BRIEF -
Only the lines holding the word "page" are wanted; copy each of them from the listing.

□ □ □ □ □

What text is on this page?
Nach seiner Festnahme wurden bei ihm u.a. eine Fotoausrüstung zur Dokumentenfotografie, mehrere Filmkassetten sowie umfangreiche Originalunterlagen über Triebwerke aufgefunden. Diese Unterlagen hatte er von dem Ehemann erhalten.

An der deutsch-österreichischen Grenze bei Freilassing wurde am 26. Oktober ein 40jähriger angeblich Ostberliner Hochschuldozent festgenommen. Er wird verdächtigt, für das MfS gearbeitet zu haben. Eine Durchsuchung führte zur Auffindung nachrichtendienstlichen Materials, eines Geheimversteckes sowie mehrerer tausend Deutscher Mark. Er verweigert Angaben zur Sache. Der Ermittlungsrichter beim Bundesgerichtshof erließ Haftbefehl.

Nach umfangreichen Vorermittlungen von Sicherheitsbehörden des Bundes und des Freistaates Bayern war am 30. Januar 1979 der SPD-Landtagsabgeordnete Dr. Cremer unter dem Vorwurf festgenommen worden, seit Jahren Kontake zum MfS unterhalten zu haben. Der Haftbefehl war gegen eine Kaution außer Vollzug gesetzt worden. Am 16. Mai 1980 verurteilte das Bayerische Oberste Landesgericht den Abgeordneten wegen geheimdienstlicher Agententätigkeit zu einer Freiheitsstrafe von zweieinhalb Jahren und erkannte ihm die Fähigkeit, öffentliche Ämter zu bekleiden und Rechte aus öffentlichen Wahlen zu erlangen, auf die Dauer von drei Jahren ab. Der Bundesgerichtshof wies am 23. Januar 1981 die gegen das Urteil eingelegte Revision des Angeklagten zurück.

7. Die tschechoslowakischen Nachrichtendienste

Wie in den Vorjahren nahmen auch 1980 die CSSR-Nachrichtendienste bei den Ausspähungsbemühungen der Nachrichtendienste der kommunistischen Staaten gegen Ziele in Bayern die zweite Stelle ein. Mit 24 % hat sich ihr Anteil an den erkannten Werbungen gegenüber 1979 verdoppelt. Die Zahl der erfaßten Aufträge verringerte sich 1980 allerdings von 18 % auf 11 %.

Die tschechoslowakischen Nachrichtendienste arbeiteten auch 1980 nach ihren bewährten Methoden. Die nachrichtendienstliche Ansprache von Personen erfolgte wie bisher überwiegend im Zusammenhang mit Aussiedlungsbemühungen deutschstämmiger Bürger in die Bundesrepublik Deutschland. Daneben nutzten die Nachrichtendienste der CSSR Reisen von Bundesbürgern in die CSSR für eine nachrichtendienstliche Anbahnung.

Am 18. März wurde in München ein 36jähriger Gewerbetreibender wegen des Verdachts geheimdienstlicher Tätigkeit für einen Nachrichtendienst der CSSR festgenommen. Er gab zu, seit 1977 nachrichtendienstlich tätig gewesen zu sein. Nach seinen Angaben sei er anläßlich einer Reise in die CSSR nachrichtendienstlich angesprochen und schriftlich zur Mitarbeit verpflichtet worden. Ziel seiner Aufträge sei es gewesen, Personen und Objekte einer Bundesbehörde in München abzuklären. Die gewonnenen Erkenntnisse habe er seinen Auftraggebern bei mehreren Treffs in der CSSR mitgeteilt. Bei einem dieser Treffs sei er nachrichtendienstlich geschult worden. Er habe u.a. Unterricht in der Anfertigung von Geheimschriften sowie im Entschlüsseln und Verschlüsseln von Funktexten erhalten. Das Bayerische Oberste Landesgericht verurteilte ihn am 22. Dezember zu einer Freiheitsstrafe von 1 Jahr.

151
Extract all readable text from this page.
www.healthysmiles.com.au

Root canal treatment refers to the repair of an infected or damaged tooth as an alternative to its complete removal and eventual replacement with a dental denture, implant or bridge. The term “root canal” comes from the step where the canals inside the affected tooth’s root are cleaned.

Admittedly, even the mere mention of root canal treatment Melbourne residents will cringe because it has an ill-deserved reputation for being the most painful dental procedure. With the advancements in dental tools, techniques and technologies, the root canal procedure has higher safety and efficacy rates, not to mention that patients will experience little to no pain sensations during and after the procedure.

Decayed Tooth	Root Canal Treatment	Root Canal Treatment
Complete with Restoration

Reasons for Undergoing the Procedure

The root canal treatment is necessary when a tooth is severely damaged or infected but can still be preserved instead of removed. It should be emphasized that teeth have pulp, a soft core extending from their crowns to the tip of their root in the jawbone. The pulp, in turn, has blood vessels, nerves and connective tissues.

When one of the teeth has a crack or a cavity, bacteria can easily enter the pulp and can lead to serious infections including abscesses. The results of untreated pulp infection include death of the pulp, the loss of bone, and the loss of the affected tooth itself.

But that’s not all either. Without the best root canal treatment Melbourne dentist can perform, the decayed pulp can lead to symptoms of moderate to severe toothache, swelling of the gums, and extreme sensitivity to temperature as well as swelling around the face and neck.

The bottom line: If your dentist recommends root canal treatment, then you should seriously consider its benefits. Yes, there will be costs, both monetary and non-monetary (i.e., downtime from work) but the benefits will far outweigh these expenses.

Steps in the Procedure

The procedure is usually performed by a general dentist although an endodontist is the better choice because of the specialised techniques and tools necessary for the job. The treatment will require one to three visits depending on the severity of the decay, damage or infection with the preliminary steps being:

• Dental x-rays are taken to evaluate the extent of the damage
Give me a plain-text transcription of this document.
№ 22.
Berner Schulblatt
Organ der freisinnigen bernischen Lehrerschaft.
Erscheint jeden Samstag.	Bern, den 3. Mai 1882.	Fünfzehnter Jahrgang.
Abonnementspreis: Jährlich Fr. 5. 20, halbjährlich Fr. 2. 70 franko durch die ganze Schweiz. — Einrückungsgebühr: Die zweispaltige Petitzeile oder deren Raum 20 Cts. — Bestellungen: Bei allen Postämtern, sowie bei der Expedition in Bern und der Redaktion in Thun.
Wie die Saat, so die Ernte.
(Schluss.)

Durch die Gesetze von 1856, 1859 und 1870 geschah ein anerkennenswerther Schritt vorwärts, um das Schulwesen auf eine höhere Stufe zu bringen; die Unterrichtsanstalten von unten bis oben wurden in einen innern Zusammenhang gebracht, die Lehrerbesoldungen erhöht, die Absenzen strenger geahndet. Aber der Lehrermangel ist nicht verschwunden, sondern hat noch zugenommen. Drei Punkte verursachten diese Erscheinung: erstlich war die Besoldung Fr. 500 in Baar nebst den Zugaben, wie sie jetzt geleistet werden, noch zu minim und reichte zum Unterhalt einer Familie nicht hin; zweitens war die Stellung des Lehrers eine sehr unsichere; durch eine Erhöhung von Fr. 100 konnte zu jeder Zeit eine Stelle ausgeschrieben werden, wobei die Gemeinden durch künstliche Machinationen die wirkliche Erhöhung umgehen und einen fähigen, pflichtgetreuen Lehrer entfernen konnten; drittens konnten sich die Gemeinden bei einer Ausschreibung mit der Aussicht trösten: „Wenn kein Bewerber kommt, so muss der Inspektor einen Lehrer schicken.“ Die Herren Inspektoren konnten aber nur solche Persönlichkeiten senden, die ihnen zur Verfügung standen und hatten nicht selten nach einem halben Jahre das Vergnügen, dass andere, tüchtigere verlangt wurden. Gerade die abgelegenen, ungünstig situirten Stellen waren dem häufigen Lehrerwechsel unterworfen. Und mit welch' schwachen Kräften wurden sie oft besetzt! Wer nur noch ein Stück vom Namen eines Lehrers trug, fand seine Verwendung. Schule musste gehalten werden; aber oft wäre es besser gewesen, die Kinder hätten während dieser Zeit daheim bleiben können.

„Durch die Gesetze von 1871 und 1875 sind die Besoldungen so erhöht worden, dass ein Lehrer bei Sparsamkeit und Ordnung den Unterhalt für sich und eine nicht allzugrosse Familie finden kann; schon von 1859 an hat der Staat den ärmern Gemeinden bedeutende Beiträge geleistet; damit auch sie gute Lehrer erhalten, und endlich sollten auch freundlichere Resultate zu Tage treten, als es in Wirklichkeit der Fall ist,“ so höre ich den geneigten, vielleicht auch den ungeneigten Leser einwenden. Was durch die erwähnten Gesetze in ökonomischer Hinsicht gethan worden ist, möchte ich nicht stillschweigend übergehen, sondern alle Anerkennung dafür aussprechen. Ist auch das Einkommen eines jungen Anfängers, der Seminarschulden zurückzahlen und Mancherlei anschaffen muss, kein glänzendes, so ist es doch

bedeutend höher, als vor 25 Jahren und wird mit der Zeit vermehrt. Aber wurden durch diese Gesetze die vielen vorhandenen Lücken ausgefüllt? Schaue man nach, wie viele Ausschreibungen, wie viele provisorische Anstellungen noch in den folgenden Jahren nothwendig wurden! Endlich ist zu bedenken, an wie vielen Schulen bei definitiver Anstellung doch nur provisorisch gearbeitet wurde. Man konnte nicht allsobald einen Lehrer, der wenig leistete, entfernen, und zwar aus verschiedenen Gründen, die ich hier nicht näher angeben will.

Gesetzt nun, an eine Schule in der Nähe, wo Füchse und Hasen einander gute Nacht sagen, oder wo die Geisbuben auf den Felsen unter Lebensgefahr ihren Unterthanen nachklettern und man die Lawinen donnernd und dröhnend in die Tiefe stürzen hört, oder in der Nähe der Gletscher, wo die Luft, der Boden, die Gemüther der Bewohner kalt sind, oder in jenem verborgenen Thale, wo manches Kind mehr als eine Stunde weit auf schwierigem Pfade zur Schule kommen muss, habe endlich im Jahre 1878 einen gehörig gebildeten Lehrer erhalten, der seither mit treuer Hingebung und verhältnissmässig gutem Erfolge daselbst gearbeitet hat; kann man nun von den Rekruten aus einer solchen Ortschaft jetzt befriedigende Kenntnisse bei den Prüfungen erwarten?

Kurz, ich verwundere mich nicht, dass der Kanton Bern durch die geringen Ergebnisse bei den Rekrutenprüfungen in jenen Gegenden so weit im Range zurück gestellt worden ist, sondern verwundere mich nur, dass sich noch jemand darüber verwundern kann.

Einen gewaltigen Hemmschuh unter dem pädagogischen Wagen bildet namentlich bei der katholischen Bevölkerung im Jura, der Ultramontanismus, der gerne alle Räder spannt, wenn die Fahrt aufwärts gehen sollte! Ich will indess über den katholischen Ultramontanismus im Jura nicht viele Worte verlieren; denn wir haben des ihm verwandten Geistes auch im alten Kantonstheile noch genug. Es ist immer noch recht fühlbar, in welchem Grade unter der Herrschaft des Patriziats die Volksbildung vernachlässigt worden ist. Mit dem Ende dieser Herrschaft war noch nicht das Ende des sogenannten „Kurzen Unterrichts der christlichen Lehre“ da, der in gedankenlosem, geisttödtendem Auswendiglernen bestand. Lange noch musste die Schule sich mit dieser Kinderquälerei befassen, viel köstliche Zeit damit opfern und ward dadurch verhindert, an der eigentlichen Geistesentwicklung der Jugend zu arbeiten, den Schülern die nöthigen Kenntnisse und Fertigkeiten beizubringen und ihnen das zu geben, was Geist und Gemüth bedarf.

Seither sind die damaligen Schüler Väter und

□ □ □ □ □

WRITTEN ANSWER -
What text is on this page?
Extract all readable text from this page.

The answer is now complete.